(Collection entries)
"""

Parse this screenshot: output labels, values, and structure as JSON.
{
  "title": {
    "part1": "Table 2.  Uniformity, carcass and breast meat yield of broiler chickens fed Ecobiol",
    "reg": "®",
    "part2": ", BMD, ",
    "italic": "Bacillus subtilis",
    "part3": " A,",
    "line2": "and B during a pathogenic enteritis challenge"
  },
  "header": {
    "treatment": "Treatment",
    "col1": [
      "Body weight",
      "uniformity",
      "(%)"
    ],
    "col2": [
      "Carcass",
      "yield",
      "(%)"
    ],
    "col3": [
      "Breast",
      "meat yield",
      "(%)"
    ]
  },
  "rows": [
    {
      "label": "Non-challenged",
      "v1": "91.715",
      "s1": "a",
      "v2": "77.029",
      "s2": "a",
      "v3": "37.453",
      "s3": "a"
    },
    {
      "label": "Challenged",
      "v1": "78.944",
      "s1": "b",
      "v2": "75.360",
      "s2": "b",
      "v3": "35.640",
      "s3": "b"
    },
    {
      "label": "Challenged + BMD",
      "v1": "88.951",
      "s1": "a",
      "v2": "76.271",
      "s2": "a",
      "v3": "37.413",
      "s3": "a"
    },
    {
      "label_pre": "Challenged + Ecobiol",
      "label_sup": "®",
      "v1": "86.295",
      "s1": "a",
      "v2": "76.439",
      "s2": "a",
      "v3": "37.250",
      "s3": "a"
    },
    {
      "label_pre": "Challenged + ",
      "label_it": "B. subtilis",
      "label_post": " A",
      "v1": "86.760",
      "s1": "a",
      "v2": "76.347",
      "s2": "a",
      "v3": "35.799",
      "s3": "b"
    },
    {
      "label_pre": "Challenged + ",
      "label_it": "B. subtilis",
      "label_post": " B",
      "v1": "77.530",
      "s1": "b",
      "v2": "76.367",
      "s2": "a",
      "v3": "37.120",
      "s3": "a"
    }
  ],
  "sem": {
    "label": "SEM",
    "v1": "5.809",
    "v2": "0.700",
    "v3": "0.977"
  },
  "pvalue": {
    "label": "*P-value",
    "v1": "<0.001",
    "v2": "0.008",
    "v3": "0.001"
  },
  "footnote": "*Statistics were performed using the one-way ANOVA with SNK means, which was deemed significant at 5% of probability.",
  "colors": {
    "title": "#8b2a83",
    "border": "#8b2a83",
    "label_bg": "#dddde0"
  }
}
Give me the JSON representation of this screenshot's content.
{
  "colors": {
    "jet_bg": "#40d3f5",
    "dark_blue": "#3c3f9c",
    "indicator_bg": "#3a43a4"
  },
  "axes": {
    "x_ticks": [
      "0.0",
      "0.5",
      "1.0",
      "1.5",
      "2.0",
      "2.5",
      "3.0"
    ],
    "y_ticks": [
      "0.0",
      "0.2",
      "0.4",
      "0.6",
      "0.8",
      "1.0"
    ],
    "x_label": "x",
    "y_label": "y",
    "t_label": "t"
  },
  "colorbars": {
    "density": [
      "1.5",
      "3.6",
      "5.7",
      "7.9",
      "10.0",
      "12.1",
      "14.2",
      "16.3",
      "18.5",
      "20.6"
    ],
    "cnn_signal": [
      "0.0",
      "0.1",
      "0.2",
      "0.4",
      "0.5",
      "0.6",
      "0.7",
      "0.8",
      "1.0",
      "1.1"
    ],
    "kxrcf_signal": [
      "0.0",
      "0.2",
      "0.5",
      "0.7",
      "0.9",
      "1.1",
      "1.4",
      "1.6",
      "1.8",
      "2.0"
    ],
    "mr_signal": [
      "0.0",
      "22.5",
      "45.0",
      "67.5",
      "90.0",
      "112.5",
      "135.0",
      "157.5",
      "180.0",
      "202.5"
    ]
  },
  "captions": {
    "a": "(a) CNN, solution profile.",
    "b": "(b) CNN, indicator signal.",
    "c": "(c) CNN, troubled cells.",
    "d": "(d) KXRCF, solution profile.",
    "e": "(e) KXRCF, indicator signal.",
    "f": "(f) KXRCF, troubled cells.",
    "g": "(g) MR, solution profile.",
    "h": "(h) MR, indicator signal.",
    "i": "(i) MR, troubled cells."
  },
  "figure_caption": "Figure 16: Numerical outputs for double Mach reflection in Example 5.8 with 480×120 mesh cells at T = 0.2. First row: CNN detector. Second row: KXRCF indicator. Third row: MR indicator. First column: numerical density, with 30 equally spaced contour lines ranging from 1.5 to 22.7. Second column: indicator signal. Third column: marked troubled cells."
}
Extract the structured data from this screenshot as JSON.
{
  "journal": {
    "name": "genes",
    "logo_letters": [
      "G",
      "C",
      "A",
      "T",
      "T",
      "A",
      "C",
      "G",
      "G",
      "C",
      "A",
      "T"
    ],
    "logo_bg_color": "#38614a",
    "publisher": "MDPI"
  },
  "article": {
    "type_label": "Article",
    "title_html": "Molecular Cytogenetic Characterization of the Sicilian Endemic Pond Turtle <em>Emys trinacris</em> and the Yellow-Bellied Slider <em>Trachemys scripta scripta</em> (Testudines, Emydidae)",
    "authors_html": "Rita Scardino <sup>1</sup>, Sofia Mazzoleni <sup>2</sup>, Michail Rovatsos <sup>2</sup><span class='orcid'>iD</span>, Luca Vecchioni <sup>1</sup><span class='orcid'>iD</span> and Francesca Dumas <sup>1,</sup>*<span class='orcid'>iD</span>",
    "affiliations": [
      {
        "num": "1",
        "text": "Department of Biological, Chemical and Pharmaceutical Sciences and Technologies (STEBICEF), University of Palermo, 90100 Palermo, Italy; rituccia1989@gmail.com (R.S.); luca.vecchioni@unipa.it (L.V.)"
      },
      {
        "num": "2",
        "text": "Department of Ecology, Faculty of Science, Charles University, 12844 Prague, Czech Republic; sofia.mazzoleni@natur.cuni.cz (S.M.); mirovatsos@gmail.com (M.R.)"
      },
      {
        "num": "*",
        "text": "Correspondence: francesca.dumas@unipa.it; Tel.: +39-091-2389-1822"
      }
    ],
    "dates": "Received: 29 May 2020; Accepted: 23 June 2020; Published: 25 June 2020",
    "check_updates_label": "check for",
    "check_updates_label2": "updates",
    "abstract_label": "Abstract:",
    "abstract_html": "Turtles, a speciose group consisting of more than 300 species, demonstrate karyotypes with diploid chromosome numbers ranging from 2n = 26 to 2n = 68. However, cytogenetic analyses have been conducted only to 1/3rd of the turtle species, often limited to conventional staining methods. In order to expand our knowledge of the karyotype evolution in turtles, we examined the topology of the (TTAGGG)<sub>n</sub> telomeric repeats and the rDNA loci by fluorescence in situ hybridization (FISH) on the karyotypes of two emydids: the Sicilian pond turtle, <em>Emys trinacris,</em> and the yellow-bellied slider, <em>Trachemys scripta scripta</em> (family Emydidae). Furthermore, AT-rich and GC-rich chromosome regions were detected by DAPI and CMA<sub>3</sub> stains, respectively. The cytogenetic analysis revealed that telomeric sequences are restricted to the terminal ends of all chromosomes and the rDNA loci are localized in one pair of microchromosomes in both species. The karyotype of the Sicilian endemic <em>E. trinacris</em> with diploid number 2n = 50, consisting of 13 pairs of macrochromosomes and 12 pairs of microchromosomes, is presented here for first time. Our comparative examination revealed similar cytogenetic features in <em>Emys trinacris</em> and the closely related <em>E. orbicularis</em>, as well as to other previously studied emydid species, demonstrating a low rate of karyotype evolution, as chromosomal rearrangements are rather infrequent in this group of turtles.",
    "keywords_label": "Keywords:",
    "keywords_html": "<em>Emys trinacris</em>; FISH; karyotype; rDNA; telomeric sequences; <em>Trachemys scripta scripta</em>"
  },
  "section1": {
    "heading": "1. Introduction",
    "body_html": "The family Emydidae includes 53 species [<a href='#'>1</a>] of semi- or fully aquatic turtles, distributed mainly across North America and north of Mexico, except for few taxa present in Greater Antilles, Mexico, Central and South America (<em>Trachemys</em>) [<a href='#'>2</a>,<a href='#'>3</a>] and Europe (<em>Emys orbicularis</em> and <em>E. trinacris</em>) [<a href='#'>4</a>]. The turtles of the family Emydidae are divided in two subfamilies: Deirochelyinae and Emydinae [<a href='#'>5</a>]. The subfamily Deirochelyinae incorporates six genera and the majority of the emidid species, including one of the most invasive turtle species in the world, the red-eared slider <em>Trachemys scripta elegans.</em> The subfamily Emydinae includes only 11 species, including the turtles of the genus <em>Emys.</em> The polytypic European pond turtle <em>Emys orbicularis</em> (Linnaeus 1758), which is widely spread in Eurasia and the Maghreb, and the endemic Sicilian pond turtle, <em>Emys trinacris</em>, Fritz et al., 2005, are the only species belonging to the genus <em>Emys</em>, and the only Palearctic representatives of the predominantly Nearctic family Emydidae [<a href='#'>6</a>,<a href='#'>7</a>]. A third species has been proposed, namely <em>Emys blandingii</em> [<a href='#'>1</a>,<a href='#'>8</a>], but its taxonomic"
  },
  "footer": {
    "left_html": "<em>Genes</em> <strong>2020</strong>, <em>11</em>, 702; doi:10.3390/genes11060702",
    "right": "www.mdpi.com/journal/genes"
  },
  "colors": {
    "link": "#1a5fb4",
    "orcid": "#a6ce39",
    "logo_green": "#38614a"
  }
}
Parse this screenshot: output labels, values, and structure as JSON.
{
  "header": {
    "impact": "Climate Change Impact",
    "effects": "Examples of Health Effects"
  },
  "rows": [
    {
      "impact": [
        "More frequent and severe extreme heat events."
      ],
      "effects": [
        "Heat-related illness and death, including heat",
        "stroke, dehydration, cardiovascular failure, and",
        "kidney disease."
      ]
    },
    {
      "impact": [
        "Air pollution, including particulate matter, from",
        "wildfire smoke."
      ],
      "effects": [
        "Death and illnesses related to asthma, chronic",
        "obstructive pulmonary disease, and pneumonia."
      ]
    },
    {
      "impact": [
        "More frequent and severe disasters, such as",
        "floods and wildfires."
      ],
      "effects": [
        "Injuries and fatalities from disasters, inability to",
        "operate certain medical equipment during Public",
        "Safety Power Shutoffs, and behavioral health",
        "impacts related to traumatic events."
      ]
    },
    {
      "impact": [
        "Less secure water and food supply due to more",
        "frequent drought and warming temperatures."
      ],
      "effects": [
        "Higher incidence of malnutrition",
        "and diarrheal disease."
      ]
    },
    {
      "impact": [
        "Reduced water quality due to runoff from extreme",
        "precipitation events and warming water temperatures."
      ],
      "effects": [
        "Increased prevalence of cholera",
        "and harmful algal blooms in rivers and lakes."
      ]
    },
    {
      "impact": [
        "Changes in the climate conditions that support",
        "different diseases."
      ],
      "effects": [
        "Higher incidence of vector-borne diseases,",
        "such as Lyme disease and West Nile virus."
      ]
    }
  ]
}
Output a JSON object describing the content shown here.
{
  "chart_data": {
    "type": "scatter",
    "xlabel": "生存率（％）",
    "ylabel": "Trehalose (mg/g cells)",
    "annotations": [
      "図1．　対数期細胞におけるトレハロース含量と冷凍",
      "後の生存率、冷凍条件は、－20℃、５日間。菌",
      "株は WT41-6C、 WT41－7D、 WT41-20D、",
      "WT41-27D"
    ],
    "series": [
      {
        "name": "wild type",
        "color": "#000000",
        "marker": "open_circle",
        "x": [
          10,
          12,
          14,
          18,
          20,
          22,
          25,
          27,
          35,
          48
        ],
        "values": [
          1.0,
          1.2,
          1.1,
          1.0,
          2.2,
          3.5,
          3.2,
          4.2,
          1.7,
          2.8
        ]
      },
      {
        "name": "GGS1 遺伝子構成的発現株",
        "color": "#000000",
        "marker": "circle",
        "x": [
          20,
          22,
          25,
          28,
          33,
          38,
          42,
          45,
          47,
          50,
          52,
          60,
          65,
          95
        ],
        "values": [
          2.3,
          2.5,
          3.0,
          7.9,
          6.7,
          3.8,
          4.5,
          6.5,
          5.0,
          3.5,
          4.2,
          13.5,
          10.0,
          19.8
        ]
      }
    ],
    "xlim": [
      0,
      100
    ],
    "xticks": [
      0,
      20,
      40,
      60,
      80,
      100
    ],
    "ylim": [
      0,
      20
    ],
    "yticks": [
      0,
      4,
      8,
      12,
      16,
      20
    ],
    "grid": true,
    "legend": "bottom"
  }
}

"""

*What is being asked*
Find the line with "Output a JSON" in the data above. Restate it and all later lines word for word, ending with the last line.

*Response*
Output a JSON object describing the content shown here.
{
  "chart_data": {
    "type": "scatter",
    "xlabel": "生存率（％）",
    "ylabel": "Trehalose (mg/g cells)",
    "annotations": [
      "図1．　対数期細胞におけるトレハロース含量と冷凍",
      "後の生存率、冷凍条件は、－20℃、５日間。菌",
      "株は WT41-6C、 WT41－7D、 WT41-20D、",
      "WT41-27D"
    ],
    "series": [
      {
        "name": "wild type",
        "color": "#000000",
        "marker": "open_circle",
        "x": [
          10,
          12,
          14,
          18,
          20,
          22,
          25,
          27,
          35,
          48
        ],
        "values": [
          1.0,
          1.2,
          1.1,
          1.0,
          2.2,
          3.5,
          3.2,
          4.2,
          1.7,
          2.8
        ]
      },
      {
        "name": "GGS1 遺伝子構成的発現株",
        "color": "#000000",
        "marker": "circle",
        "x": [
          20,
          22,
          25,
          28,
          33,
          38,
          42,
          45,
          47,
          50,
          52,
          60,
          65,
          95
        ],
        "values": [
          2.3,
          2.5,
          3.0,
          7.9,
          6.7,
          3.8,
          4.5,
          6.5,
          5.0,
          3.5,
          4.2,
          13.5,
          10.0,
          19.8
        ]
      }
    ],
    "xlim": [
      0,
      100
    ],
    "xticks": [
      0,
      20,
      40,
      60,
      80,
      100
    ],
    "ylim": [
      0,
      20
    ],
    "yticks": [
      0,
      4,
      8,
      12,
      16,
      20
    ],
    "grid": true,
    "legend": "bottom"
  }
}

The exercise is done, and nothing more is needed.